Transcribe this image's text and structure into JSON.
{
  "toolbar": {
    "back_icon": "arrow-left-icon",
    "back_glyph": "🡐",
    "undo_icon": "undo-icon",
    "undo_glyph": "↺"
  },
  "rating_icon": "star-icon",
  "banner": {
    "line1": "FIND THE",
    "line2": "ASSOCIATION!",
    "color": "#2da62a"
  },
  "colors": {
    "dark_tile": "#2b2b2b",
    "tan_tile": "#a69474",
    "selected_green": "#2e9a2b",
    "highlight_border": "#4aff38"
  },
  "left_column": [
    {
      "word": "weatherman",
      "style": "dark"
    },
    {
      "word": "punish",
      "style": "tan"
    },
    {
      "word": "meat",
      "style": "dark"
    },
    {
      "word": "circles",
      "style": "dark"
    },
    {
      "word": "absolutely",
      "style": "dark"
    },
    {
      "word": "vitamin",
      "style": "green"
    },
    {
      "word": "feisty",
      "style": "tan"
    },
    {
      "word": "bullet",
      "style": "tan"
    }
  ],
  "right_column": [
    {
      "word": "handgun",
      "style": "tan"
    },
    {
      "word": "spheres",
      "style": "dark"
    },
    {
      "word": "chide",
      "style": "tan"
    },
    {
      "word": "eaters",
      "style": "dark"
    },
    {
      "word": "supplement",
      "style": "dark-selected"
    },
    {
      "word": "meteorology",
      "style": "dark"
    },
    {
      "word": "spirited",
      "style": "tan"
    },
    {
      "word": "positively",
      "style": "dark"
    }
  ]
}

□ □ □

SHORT TASK: Repeat the data precisely, reproducing every entry.

FINAL RESULT:
Transcribe this image's text and structure into JSON.
{
  "toolbar": {
    "back_icon": "arrow-left-icon",
    "back_glyph": "🡐",
    "undo_icon": "undo-icon",
    "undo_glyph": "↺"
  },
  "rating_icon": "star-icon",
  "banner": {
    "line1": "FIND THE",
    "line2": "ASSOCIATION!",
    "color": "#2da62a"
  },
  "colors": {
    "dark_tile": "#2b2b2b",
    "tan_tile": "#a69474",
    "selected_green": "#2e9a2b",
    "highlight_border": "#4aff38"
  },
  "left_column": [
    {
      "word": "weatherman",
      "style": "dark"
    },
    {
      "word": "punish",
      "style": "tan"
    },
    {
      "word": "meat",
      "style": "dark"
    },
    {
      "word": "circles",
      "style": "dark"
    },
    {
      "word": "absolutely",
      "style": "dark"
    },
    {
      "word": "vitamin",
      "style": "green"
    },
    {
      "word": "feisty",
      "style": "tan"
    },
    {
      "word": "bullet",
      "style": "tan"
    }
  ],
  "right_column": [
    {
      "word": "handgun",
      "style": "tan"
    },
    {
      "word": "spheres",
      "style": "dark"
    },
    {
      "word": "chide",
      "style": "tan"
    },
    {
      "word": "eaters",
      "style": "dark"
    },
    {
      "word": "supplement",
      "style": "dark-selected"
    },
    {
      "word": "meteorology",
      "style": "dark"
    },
    {
      "word": "spirited",
      "style": "tan"
    },
    {
      "word": "positively",
      "style": "dark"
    }
  ]
}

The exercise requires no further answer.